--- START SUPPLIED ENTRIES ---

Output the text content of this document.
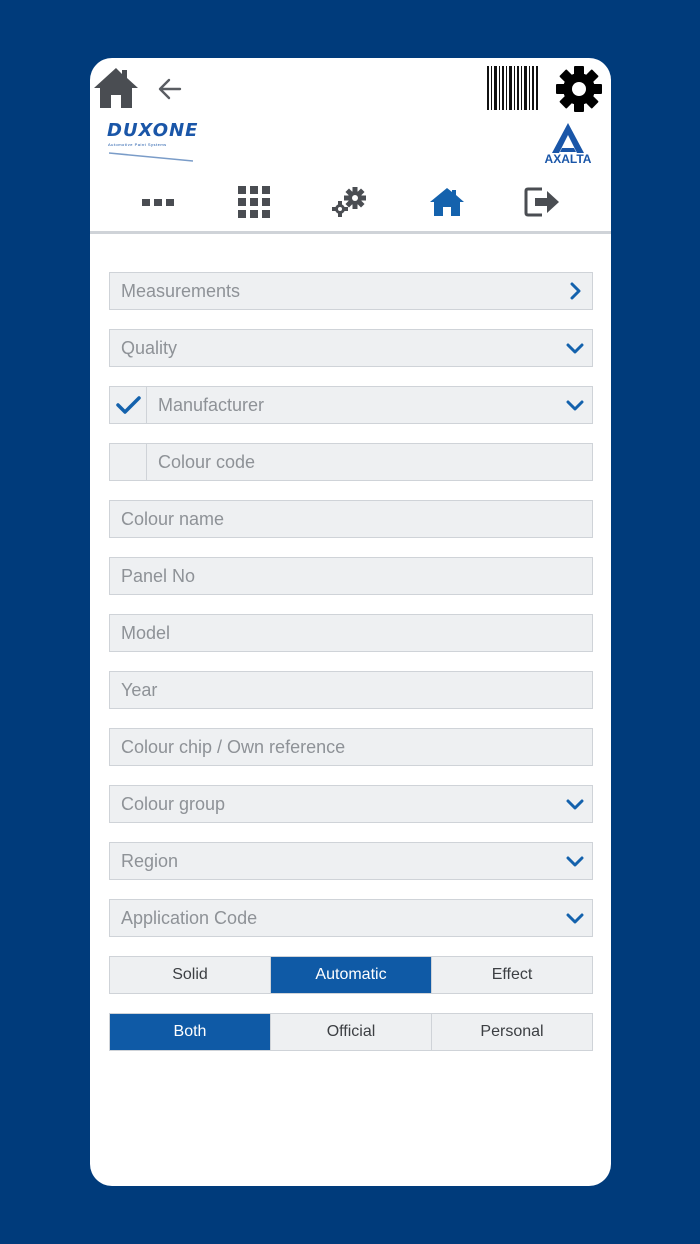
DUXONE
Automotive Paint Systems
AXALTA
Measurements
Quality
Manufacturer
Colour code
Colour name
Panel No
Model
Year
Colour chip / Own reference
Colour group
Region
Application Code
Solid	Automatic	Effect
Both	Official	Personal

--- END SUPPLIED ENTRIES ---

Transcribe the whole listing, character for character, but not its images.

### WRITTEN ANSWER
Output the text content of this document.
DUXONE
Automotive Paint Systems
AXALTA
Measurements
Quality
Manufacturer
Colour code
Colour name
Panel No
Model
Year
Colour chip / Own reference
Colour group
Region
Application Code
Solid	Automatic	Effect
Both	Official	Personal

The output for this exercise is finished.